What the exercise asks: Output every line of the rows below as a numbered list. Skip blank lines and leave out the pictures.

Data shown:
════════

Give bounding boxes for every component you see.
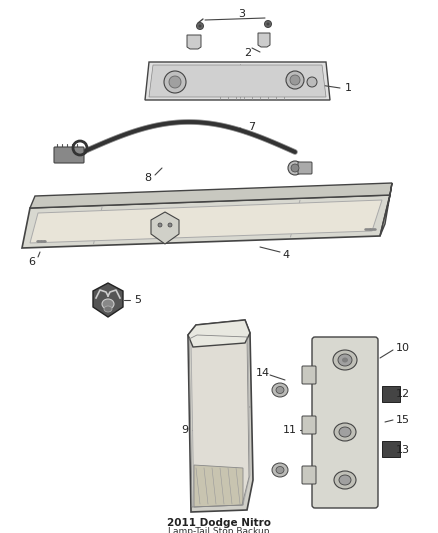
Polygon shape (151, 212, 179, 244)
Text: 9: 9 (181, 425, 189, 435)
Polygon shape (188, 320, 253, 512)
Polygon shape (30, 183, 392, 208)
Ellipse shape (290, 75, 300, 85)
FancyBboxPatch shape (382, 386, 400, 402)
Ellipse shape (102, 299, 114, 309)
FancyBboxPatch shape (382, 441, 400, 457)
Ellipse shape (288, 161, 302, 175)
Ellipse shape (291, 164, 299, 172)
Text: 13: 13 (396, 445, 410, 455)
Ellipse shape (334, 471, 356, 489)
Text: 5: 5 (134, 295, 141, 305)
Ellipse shape (198, 25, 201, 28)
Ellipse shape (164, 71, 186, 93)
Polygon shape (194, 465, 243, 507)
Text: 3: 3 (239, 9, 246, 19)
Polygon shape (145, 62, 330, 100)
Ellipse shape (272, 463, 288, 477)
FancyBboxPatch shape (302, 416, 316, 434)
Ellipse shape (272, 383, 288, 397)
FancyBboxPatch shape (312, 337, 378, 508)
FancyBboxPatch shape (54, 147, 84, 163)
Ellipse shape (276, 466, 284, 473)
Text: Lamp-Tail Stop Backup: Lamp-Tail Stop Backup (168, 527, 270, 533)
Text: 4: 4 (283, 250, 290, 260)
Text: 6: 6 (28, 257, 35, 267)
Text: 2011 Dodge Nitro: 2011 Dodge Nitro (167, 518, 271, 528)
Polygon shape (191, 335, 250, 507)
Polygon shape (380, 183, 392, 236)
Ellipse shape (307, 77, 317, 87)
Ellipse shape (266, 22, 269, 26)
Polygon shape (149, 65, 326, 97)
Polygon shape (30, 200, 382, 243)
Text: 11: 11 (283, 425, 297, 435)
FancyBboxPatch shape (298, 162, 312, 174)
Text: 14: 14 (256, 368, 270, 378)
Ellipse shape (158, 223, 162, 227)
Polygon shape (188, 320, 250, 347)
Polygon shape (22, 195, 390, 248)
Ellipse shape (197, 22, 204, 29)
Polygon shape (187, 35, 201, 49)
Text: 8: 8 (145, 173, 152, 183)
Ellipse shape (169, 76, 181, 88)
Polygon shape (93, 283, 123, 317)
FancyBboxPatch shape (302, 466, 316, 484)
Ellipse shape (342, 358, 348, 362)
Text: 7: 7 (248, 122, 255, 132)
Text: 2: 2 (244, 48, 251, 58)
Ellipse shape (339, 475, 351, 485)
Ellipse shape (265, 20, 272, 28)
Text: 10: 10 (396, 343, 410, 353)
FancyBboxPatch shape (302, 366, 316, 384)
Polygon shape (258, 33, 270, 47)
Ellipse shape (334, 423, 356, 441)
Text: 15: 15 (396, 415, 410, 425)
Ellipse shape (339, 427, 351, 437)
Text: 12: 12 (396, 389, 410, 399)
Ellipse shape (338, 354, 352, 366)
Ellipse shape (104, 306, 112, 312)
Ellipse shape (276, 386, 284, 393)
Text: 1: 1 (345, 83, 352, 93)
Ellipse shape (333, 350, 357, 370)
Ellipse shape (168, 223, 172, 227)
Ellipse shape (286, 71, 304, 89)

════════

Finished exercise:
1. Give bounding boxes for every component you see.
2. Polygon shape (151, 212, 179, 244)
3. Text: 9: 9 (181, 425, 189, 435)
4. Polygon shape (188, 320, 253, 512)
5. Polygon shape (30, 183, 392, 208)
6. Ellipse shape (290, 75, 300, 85)
7. FancyBboxPatch shape (382, 386, 400, 402)
8. Ellipse shape (102, 299, 114, 309)
9. FancyBboxPatch shape (382, 441, 400, 457)
10. Ellipse shape (288, 161, 302, 175)
11. Ellipse shape (291, 164, 299, 172)
12. Text: 13: 13 (396, 445, 410, 455)
13. Ellipse shape (334, 471, 356, 489)
14. Text: 5: 5 (134, 295, 141, 305)
15. Ellipse shape (198, 25, 201, 28)
16. Ellipse shape (164, 71, 186, 93)
17. Polygon shape (194, 465, 243, 507)
18. Text: 3: 3 (239, 9, 246, 19)
19. Polygon shape (145, 62, 330, 100)
20. Ellipse shape (272, 463, 288, 477)
21. FancyBboxPatch shape (302, 416, 316, 434)
22. Ellipse shape (272, 383, 288, 397)
23. FancyBboxPatch shape (312, 337, 378, 508)
24. FancyBboxPatch shape (54, 147, 84, 163)
25. Ellipse shape (276, 466, 284, 473)
26. Text: Lamp-Tail Stop Backup: Lamp-Tail Stop Backup (168, 527, 270, 533)
27. Text: 4: 4 (283, 250, 290, 260)
28. Text: 6: 6 (28, 257, 35, 267)
29. Text: 2011 Dodge Nitro: 2011 Dodge Nitro (167, 518, 271, 528)
30. Polygon shape (191, 335, 250, 507)
31. Polygon shape (380, 183, 392, 236)
32. Ellipse shape (307, 77, 317, 87)
33. Ellipse shape (266, 22, 269, 26)
34. Polygon shape (149, 65, 326, 97)
35. Polygon shape (30, 200, 382, 243)
36. Text: 11: 11 (283, 425, 297, 435)
37. FancyBboxPatch shape (298, 162, 312, 174)
38. Text: 14: 14 (256, 368, 270, 378)
39. Ellipse shape (158, 223, 162, 227)
40. Polygon shape (188, 320, 250, 347)
41. Polygon shape (22, 195, 390, 248)
42. Ellipse shape (197, 22, 204, 29)
43. Polygon shape (187, 35, 201, 49)
44. Text: 8: 8 (145, 173, 152, 183)
45. Ellipse shape (169, 76, 181, 88)
46. Polygon shape (93, 283, 123, 317)
47. FancyBboxPatch shape (302, 466, 316, 484)
48. Ellipse shape (342, 358, 348, 362)
49. Text: 7: 7 (248, 122, 255, 132)
50. Text: 2: 2 (244, 48, 251, 58)
51. Ellipse shape (339, 475, 351, 485)
52. Ellipse shape (265, 20, 272, 28)
53. Text: 10: 10 (396, 343, 410, 353)
54. FancyBboxPatch shape (302, 366, 316, 384)
55. Polygon shape (258, 33, 270, 47)
56. Ellipse shape (334, 423, 356, 441)
57. Text: 15: 15 (396, 415, 410, 425)
58. Ellipse shape (339, 427, 351, 437)
59. Text: 12: 12 (396, 389, 410, 399)
60. Ellipse shape (338, 354, 352, 366)
61. Ellipse shape (104, 306, 112, 312)
62. Ellipse shape (276, 386, 284, 393)
63. Text: 1: 1 (345, 83, 352, 93)
64. Ellipse shape (333, 350, 357, 370)
65. Ellipse shape (168, 223, 172, 227)
66. Ellipse shape (286, 71, 304, 89)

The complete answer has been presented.